Task requirements ->
Reproduce all entries word for word.

[Data records]

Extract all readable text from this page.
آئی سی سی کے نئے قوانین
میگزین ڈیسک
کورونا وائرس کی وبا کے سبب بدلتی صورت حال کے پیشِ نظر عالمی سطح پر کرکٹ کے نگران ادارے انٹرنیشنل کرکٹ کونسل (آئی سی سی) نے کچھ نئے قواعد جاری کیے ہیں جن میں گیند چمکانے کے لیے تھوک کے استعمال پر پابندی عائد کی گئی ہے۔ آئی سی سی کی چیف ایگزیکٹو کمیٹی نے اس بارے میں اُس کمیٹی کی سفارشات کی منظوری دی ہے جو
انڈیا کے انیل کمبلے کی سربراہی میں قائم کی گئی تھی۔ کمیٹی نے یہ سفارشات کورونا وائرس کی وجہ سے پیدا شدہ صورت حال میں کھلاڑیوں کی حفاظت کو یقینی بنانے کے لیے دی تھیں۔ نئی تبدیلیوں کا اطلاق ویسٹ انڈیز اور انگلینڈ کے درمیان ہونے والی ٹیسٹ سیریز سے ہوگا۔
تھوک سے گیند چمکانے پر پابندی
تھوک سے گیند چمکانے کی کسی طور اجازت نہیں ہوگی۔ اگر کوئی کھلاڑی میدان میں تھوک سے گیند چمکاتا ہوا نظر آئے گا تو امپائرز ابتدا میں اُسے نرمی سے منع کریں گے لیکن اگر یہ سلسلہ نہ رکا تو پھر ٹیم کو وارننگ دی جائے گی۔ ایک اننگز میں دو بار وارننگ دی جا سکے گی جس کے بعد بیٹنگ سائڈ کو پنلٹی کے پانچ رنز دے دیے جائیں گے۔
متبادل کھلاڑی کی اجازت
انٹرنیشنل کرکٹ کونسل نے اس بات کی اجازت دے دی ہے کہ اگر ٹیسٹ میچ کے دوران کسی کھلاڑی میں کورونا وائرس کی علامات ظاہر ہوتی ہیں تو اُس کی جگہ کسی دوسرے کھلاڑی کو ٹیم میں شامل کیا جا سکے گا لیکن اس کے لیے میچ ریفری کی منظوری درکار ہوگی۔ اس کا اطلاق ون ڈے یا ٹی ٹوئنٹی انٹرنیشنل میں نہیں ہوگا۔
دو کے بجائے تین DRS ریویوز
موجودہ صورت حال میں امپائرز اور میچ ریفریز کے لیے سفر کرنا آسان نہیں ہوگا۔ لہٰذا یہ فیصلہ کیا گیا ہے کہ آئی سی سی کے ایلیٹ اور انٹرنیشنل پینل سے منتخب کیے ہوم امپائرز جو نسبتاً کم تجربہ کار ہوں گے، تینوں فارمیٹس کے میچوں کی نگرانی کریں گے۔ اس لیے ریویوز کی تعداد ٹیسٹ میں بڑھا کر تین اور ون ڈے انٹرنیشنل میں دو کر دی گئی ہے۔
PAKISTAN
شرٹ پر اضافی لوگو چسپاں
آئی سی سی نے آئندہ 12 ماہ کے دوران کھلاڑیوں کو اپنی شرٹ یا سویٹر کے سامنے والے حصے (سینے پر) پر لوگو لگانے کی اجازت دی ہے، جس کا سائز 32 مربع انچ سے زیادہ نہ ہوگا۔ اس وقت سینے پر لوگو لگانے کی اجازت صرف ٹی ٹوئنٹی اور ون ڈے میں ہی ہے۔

Reply to the exercise ->
Extract all readable text from this page.
آئی سی سی کے نئے قوانین
میگزین ڈیسک
کورونا وائرس کی وبا کے سبب بدلتی صورت حال کے پیشِ نظر عالمی سطح پر کرکٹ کے نگران ادارے انٹرنیشنل کرکٹ کونسل (آئی سی سی) نے کچھ نئے قواعد جاری کیے ہیں جن میں گیند چمکانے کے لیے تھوک کے استعمال پر پابندی عائد کی گئی ہے۔ آئی سی سی کی چیف ایگزیکٹو کمیٹی نے اس بارے میں اُس کمیٹی کی سفارشات کی منظوری دی ہے جو
انڈیا کے انیل کمبلے کی سربراہی میں قائم کی گئی تھی۔ کمیٹی نے یہ سفارشات کورونا وائرس کی وجہ سے پیدا شدہ صورت حال میں کھلاڑیوں کی حفاظت کو یقینی بنانے کے لیے دی تھیں۔ نئی تبدیلیوں کا اطلاق ویسٹ انڈیز اور انگلینڈ کے درمیان ہونے والی ٹیسٹ سیریز سے ہوگا۔
تھوک سے گیند چمکانے پر پابندی
تھوک سے گیند چمکانے کی کسی طور اجازت نہیں ہوگی۔ اگر کوئی کھلاڑی میدان میں تھوک سے گیند چمکاتا ہوا نظر آئے گا تو امپائرز ابتدا میں اُسے نرمی سے منع کریں گے لیکن اگر یہ سلسلہ نہ رکا تو پھر ٹیم کو وارننگ دی جائے گی۔ ایک اننگز میں دو بار وارننگ دی جا سکے گی جس کے بعد بیٹنگ سائڈ کو پنلٹی کے پانچ رنز دے دیے جائیں گے۔
متبادل کھلاڑی کی اجازت
انٹرنیشنل کرکٹ کونسل نے اس بات کی اجازت دے دی ہے کہ اگر ٹیسٹ میچ کے دوران کسی کھلاڑی میں کورونا وائرس کی علامات ظاہر ہوتی ہیں تو اُس کی جگہ کسی دوسرے کھلاڑی کو ٹیم میں شامل کیا جا سکے گا لیکن اس کے لیے میچ ریفری کی منظوری درکار ہوگی۔ اس کا اطلاق ون ڈے یا ٹی ٹوئنٹی انٹرنیشنل میں نہیں ہوگا۔
دو کے بجائے تین DRS ریویوز
موجودہ صورت حال میں امپائرز اور میچ ریفریز کے لیے سفر کرنا آسان نہیں ہوگا۔ لہٰذا یہ فیصلہ کیا گیا ہے کہ آئی سی سی کے ایلیٹ اور انٹرنیشنل پینل سے منتخب کیے ہوم امپائرز جو نسبتاً کم تجربہ کار ہوں گے، تینوں فارمیٹس کے میچوں کی نگرانی کریں گے۔ اس لیے ریویوز کی تعداد ٹیسٹ میں بڑھا کر تین اور ون ڈے انٹرنیشنل میں دو کر دی گئی ہے۔
PAKISTAN
شرٹ پر اضافی لوگو چسپاں
آئی سی سی نے آئندہ 12 ماہ کے دوران کھلاڑیوں کو اپنی شرٹ یا سویٹر کے سامنے والے حصے (سینے پر) پر لوگو لگانے کی اجازت دی ہے، جس کا سائز 32 مربع انچ سے زیادہ نہ ہوگا۔ اس وقت سینے پر لوگو لگانے کی اجازت صرف ٹی ٹوئنٹی اور ون ڈے میں ہی ہے۔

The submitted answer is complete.